*** Extracted data

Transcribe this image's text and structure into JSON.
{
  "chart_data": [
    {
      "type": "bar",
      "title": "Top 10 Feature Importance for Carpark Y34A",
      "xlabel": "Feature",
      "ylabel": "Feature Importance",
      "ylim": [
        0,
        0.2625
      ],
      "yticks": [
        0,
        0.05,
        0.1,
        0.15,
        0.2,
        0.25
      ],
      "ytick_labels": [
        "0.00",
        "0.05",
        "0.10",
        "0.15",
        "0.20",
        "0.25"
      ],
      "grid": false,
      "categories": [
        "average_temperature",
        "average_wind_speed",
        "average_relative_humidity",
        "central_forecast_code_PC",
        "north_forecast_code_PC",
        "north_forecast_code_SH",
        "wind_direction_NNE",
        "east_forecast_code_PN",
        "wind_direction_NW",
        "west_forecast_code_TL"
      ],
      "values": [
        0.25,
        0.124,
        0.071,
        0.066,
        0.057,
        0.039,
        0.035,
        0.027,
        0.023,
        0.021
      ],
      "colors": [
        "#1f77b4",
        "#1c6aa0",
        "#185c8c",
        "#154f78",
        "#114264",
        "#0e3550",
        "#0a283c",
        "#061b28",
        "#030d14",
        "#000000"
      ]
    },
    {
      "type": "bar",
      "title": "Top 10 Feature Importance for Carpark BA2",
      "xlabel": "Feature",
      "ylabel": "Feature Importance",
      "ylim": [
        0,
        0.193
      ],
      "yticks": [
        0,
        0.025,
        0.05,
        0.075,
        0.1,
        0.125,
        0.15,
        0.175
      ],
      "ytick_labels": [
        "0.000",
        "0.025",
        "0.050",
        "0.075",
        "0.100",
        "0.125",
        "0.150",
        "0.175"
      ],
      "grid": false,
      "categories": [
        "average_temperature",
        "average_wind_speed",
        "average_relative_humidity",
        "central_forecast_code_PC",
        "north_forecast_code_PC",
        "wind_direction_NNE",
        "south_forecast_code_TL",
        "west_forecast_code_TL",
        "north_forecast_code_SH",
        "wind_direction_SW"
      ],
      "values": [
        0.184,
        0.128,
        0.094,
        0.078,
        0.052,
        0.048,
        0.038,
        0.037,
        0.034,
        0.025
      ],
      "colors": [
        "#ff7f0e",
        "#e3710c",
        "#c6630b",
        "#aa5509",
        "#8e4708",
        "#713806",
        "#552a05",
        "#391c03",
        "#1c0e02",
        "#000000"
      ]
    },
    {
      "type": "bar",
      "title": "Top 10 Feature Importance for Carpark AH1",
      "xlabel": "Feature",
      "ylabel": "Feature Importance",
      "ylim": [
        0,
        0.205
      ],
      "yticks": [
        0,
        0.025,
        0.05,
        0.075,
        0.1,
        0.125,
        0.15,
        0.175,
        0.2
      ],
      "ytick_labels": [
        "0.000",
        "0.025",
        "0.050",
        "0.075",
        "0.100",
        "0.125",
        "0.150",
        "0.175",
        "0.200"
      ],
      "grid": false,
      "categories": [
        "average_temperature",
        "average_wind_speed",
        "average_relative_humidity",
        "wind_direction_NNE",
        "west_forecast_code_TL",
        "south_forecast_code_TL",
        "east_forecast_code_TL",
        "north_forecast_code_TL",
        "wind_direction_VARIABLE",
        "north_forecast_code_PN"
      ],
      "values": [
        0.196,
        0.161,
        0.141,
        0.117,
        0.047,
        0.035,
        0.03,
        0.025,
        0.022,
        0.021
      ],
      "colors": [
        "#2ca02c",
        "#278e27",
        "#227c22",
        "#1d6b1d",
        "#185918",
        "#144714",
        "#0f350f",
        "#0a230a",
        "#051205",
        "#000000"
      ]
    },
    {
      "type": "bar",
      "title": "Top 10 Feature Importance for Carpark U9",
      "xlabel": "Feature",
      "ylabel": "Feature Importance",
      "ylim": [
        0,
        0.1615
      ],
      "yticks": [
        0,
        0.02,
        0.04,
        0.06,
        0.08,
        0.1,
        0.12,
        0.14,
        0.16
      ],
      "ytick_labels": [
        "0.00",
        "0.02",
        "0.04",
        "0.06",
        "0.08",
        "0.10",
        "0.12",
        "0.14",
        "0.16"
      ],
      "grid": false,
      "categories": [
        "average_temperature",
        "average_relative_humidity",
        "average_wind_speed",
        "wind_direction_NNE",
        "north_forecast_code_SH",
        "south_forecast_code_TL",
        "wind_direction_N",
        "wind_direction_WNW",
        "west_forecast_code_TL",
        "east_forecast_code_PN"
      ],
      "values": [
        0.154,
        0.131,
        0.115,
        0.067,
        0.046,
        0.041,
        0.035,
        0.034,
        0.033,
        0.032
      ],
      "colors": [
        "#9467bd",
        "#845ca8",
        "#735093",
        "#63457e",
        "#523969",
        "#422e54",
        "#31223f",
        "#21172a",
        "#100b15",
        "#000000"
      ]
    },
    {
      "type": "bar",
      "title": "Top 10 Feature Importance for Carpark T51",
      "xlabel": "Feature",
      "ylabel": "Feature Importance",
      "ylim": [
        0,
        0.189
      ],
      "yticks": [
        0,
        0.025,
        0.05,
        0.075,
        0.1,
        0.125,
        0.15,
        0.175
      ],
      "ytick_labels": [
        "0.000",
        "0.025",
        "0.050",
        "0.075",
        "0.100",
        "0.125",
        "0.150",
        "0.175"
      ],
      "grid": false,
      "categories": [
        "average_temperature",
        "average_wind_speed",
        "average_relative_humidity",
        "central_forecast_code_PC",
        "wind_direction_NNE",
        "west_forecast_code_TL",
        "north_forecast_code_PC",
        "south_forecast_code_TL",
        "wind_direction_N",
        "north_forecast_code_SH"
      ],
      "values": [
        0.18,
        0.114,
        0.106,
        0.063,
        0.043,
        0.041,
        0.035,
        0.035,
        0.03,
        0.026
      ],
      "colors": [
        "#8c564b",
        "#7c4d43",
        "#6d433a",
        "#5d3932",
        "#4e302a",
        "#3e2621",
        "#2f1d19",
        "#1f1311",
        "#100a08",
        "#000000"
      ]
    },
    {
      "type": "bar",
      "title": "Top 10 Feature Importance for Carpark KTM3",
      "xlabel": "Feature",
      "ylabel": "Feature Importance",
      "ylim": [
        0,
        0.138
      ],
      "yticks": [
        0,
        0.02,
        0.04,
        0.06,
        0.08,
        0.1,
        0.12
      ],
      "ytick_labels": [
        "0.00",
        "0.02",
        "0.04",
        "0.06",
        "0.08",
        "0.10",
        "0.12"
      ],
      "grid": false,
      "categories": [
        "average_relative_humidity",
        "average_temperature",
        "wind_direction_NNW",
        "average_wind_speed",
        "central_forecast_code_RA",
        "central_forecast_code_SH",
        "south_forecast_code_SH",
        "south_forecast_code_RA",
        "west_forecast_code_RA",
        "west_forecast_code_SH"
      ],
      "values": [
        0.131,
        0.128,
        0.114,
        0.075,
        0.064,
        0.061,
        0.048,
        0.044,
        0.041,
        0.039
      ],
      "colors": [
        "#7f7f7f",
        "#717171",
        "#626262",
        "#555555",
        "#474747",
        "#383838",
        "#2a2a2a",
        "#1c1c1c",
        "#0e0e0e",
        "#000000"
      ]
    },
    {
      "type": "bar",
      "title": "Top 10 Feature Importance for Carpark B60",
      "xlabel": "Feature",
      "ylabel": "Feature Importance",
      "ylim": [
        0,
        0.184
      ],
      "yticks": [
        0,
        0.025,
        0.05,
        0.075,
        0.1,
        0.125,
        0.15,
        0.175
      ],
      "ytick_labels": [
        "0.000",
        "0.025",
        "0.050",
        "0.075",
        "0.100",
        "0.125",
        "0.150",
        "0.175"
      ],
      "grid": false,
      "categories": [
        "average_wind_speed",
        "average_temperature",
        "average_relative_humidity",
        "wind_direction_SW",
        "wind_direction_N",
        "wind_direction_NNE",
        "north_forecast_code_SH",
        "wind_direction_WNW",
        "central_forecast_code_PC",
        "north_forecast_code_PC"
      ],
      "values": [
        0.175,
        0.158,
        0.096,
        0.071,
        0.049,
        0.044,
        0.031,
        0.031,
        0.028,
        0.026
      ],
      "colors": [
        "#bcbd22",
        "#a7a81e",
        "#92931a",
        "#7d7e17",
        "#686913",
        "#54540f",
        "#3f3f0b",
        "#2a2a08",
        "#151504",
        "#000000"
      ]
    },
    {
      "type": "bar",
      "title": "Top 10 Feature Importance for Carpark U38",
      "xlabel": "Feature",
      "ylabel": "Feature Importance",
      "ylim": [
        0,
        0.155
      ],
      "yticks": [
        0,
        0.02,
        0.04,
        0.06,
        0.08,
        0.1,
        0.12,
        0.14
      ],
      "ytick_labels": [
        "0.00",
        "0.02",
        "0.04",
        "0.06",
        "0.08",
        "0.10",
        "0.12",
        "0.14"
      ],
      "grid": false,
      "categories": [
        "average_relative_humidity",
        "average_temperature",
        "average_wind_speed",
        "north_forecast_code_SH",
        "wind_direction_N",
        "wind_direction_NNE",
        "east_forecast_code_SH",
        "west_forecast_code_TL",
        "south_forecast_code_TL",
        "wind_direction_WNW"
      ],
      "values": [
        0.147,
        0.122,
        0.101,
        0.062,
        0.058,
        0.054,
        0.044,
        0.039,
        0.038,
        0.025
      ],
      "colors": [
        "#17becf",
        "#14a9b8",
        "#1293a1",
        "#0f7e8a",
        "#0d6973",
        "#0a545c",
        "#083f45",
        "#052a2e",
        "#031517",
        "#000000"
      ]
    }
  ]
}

******

#### [Exercise description]
Identify and copy all lines with the word "Carpark".

#### [Answer to the exercise]
      "title": "Top 10 Feature Importance for Carpark Y34A",
      "title": "Top 10 Feature Importance for Carpark BA2",
      "title": "Top 10 Feature Importance for Carpark AH1",
      "title": "Top 10 Feature Importance for Carpark U9",
      "title": "Top 10 Feature Importance for Carpark T51",
      "title": "Top 10 Feature Importance for Carpark KTM3",
      "title": "Top 10 Feature Importance for Carpark B60",
      "title": "Top 10 Feature Importance for Carpark U38",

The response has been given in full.